Your goal
Pick out each line containing the string "plug" and copy it.

+++ Data for processing +++

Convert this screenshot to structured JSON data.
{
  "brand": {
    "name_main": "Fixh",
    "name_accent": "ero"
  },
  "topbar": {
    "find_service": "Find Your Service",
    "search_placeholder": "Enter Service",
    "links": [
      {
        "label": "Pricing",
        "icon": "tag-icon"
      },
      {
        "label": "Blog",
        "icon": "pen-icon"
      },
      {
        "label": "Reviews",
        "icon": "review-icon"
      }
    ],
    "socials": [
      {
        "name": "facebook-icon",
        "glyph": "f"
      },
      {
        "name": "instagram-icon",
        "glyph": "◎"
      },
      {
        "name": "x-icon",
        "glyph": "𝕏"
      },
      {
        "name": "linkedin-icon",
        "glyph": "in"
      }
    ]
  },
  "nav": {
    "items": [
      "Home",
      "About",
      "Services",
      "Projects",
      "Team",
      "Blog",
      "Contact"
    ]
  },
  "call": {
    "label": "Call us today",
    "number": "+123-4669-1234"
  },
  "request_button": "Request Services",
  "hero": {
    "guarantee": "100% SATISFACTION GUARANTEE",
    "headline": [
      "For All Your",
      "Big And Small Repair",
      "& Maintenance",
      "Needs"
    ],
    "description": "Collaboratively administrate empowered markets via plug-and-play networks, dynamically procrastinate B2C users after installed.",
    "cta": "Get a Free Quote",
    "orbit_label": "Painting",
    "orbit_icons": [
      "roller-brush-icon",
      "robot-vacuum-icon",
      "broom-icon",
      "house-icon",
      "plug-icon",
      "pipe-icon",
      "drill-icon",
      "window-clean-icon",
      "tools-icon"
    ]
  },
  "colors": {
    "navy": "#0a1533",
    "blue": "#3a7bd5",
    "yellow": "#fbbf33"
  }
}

+++

Response
    "description": "Collaboratively administrate empowered markets via plug-and-play networks, dynamically procrastinate B2C users after installed.",
      "plug-icon",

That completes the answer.